*** Block opens ***

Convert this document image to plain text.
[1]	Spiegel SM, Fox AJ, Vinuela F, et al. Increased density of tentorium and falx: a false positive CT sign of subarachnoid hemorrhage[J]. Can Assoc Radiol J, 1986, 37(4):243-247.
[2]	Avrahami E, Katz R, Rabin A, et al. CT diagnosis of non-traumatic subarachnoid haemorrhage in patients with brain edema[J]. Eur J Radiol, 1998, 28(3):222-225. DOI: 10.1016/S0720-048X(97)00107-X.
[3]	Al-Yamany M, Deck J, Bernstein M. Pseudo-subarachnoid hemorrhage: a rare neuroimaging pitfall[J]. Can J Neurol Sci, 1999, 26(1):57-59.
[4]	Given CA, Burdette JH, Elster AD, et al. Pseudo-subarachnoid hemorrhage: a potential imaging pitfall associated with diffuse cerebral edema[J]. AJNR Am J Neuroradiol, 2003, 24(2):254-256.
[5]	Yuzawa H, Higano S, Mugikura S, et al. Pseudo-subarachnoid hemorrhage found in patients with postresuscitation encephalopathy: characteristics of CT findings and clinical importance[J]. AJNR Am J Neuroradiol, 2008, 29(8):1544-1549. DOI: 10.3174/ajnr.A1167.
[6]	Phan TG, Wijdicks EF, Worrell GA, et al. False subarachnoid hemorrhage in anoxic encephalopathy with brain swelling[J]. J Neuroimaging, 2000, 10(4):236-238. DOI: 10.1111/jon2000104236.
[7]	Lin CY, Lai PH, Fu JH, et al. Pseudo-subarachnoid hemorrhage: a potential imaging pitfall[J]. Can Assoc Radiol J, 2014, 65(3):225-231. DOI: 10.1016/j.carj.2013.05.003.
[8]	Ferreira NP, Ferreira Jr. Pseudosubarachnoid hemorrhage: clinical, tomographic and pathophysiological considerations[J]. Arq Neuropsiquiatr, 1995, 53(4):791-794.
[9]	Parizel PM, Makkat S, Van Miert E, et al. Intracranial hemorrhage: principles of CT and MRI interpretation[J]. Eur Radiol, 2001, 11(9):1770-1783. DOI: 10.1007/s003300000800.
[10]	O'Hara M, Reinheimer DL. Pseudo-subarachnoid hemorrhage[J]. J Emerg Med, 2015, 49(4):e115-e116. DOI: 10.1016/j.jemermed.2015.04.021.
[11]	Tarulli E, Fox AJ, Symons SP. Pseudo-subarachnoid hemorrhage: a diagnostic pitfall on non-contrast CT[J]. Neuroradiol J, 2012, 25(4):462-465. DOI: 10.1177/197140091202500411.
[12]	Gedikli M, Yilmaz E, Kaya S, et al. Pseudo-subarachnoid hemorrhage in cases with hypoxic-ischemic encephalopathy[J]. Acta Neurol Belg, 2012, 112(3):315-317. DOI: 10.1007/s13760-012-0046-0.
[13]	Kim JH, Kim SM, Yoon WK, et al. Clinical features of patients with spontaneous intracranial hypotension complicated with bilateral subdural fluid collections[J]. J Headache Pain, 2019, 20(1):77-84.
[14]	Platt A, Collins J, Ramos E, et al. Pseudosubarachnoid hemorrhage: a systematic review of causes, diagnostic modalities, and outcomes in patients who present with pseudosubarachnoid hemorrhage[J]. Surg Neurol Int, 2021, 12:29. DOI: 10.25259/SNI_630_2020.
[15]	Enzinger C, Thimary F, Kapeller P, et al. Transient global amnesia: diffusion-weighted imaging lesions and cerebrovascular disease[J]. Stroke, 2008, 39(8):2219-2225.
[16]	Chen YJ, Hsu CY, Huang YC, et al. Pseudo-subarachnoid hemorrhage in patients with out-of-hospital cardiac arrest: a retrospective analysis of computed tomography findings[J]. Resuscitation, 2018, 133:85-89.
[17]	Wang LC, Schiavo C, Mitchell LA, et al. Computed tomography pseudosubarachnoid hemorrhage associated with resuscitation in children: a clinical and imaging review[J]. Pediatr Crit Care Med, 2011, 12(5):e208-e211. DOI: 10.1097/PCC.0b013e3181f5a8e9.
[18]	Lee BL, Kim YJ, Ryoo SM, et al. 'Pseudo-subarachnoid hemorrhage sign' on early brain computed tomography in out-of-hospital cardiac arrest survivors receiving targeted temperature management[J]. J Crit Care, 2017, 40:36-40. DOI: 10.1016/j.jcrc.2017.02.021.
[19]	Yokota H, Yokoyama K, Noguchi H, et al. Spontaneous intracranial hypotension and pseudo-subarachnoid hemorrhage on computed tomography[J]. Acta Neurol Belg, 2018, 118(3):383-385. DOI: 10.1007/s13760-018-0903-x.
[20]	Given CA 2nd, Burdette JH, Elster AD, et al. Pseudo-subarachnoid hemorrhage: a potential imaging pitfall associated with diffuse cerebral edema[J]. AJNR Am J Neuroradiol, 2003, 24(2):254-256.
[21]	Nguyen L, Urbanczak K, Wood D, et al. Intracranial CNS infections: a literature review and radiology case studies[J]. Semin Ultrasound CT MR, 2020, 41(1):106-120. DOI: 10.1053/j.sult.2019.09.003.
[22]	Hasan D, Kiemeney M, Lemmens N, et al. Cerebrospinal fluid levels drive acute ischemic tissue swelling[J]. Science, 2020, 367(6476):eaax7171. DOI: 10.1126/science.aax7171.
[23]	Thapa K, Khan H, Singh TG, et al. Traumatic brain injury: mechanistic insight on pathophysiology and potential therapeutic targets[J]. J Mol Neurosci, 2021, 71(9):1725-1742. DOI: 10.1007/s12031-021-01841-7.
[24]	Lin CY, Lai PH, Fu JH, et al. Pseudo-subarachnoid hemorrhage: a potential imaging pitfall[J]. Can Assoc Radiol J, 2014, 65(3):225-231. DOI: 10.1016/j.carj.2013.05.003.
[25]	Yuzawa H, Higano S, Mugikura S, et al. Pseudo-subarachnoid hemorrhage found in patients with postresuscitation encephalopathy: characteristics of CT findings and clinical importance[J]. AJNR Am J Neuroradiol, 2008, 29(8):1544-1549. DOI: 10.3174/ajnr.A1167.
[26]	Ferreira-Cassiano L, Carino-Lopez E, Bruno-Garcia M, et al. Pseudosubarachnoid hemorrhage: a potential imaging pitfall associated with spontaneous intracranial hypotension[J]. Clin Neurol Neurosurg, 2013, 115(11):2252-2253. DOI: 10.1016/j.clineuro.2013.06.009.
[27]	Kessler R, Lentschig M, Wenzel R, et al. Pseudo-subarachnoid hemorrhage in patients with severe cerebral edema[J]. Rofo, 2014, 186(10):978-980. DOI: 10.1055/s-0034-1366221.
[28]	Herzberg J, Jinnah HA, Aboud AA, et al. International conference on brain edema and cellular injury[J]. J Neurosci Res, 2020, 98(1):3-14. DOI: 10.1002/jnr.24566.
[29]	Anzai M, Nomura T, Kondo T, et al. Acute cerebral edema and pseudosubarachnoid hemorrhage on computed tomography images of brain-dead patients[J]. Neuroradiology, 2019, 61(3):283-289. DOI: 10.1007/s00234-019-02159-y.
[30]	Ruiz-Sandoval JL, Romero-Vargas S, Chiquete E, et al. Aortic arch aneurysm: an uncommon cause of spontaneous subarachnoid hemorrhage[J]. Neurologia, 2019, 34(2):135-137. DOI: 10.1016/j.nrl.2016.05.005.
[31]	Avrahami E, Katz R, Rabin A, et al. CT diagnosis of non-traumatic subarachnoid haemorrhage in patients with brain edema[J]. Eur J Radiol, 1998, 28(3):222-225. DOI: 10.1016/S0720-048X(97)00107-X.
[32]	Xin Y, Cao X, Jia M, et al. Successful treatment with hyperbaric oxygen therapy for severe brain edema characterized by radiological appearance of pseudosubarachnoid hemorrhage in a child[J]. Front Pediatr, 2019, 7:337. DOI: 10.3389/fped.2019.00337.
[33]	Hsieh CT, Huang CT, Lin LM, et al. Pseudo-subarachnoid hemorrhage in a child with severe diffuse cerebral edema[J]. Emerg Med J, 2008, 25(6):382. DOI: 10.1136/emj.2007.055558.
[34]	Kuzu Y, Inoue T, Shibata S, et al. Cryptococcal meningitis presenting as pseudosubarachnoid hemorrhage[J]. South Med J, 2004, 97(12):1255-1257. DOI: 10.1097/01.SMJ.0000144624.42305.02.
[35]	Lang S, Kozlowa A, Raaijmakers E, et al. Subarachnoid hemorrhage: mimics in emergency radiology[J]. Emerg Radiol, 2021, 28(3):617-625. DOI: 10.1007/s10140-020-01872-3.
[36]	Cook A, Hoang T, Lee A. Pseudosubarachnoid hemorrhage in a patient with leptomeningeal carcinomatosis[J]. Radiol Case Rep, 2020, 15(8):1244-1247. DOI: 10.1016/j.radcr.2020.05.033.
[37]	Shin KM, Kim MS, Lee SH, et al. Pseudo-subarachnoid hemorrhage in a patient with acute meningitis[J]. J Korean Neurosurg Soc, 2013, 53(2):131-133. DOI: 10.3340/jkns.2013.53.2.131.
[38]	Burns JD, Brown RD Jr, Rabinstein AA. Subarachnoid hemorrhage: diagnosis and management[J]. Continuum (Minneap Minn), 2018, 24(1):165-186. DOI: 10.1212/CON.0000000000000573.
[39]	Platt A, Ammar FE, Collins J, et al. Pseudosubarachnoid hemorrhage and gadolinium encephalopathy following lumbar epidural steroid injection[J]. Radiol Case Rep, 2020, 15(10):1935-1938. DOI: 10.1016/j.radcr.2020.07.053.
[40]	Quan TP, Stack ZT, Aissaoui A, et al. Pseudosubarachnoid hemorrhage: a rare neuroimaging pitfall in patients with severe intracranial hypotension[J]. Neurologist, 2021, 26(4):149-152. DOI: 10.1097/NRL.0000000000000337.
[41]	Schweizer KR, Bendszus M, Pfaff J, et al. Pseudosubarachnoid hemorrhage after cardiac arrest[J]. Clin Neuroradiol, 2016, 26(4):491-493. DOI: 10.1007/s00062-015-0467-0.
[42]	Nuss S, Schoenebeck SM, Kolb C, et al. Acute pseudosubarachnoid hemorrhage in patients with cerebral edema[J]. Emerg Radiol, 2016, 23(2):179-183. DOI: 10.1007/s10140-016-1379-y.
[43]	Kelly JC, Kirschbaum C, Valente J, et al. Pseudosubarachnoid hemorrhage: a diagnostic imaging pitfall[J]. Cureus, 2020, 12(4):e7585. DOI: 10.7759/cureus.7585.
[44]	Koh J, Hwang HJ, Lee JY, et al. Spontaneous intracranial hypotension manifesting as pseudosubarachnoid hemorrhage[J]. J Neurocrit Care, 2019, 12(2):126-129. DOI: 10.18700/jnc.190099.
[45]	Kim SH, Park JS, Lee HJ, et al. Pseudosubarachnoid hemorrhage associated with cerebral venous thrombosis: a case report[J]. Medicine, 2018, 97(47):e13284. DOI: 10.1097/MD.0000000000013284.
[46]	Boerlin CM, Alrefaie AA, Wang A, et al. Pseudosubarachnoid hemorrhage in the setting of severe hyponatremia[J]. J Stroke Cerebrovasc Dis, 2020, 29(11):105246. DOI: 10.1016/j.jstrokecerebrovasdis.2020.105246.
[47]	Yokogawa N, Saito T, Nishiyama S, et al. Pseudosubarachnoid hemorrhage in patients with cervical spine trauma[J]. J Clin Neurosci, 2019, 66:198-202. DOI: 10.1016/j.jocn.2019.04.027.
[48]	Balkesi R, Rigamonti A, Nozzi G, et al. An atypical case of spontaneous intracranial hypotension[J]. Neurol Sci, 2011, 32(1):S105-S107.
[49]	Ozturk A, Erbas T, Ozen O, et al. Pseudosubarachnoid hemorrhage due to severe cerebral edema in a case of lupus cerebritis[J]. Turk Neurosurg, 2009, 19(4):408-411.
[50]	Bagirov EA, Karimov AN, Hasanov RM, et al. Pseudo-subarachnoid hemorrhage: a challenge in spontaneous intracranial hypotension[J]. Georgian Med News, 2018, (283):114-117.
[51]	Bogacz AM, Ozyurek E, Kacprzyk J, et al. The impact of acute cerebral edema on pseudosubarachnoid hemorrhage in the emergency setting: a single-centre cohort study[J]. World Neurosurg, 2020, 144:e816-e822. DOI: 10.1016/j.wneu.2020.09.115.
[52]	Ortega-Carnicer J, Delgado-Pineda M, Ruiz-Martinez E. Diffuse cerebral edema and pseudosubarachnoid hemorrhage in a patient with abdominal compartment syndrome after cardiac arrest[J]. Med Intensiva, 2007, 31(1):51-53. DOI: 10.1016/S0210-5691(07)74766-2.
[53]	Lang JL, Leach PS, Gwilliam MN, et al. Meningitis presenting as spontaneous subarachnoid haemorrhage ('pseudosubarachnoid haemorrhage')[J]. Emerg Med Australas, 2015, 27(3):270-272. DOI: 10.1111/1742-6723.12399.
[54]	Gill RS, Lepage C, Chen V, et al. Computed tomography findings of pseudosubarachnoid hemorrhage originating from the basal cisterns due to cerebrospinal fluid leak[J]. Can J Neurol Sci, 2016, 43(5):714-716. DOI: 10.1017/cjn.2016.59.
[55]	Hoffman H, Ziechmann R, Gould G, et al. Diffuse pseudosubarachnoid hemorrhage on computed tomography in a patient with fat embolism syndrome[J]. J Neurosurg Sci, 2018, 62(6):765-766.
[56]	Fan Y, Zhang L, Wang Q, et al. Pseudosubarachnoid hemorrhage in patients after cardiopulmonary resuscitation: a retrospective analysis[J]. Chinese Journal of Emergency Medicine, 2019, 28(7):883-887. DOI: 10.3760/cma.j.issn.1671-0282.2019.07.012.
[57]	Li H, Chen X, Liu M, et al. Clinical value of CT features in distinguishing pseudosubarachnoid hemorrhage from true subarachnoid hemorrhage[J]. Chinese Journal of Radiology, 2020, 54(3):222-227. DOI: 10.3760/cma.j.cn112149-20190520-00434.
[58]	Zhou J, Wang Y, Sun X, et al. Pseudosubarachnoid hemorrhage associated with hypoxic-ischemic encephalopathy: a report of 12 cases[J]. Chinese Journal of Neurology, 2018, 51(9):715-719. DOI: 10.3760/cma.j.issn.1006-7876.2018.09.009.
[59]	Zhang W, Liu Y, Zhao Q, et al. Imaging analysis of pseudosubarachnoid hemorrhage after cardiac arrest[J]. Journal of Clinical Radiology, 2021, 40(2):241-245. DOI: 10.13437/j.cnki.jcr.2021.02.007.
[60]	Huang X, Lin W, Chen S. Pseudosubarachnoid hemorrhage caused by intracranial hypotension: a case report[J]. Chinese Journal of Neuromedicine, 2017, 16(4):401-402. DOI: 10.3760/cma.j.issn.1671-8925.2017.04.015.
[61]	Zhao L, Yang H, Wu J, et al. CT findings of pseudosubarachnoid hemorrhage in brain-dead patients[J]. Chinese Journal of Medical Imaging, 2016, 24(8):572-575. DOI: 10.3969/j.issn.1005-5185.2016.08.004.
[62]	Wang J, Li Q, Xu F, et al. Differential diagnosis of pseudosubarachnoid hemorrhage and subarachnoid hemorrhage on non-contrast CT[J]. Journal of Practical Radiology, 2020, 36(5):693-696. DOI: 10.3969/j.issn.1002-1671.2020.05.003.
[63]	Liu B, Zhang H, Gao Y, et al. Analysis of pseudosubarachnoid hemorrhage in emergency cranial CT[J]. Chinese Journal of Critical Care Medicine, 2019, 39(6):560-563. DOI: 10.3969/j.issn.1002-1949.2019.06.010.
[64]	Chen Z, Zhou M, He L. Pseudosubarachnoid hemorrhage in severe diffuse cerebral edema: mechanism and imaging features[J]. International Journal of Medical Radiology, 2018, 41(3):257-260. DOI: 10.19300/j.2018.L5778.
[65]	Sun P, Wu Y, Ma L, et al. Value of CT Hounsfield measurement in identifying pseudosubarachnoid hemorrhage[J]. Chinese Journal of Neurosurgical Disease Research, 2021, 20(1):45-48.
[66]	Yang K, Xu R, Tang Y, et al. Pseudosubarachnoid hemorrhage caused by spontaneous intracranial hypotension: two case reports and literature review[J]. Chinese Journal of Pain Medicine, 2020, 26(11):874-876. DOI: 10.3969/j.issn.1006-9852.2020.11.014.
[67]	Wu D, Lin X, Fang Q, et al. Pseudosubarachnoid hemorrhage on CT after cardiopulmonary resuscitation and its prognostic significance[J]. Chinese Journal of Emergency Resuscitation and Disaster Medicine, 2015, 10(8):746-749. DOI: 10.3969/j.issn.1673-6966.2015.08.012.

*** Block closes ***

- _WORK INSTRUCTIONS_: Your answer should hold every line of the entries that contains the string "Avrahami".

- _SOLVED EXERCISE_:
[2]	Avrahami E, Katz R, Rabin A, et al. CT diagnosis of non-traumatic subarachnoid haemorrhage in patients with brain edema[J]. Eur J Radiol, 1998, 28(3):222-225. DOI: 10.1016/S0720-048X(97)00107-X.
[31]	Avrahami E, Katz R, Rabin A, et al. CT diagnosis of non-traumatic subarachnoid haemorrhage in patients with brain edema[J]. Eur J Radiol, 1998, 28(3):222-225. DOI: 10.1016/S0720-048X(97)00107-X.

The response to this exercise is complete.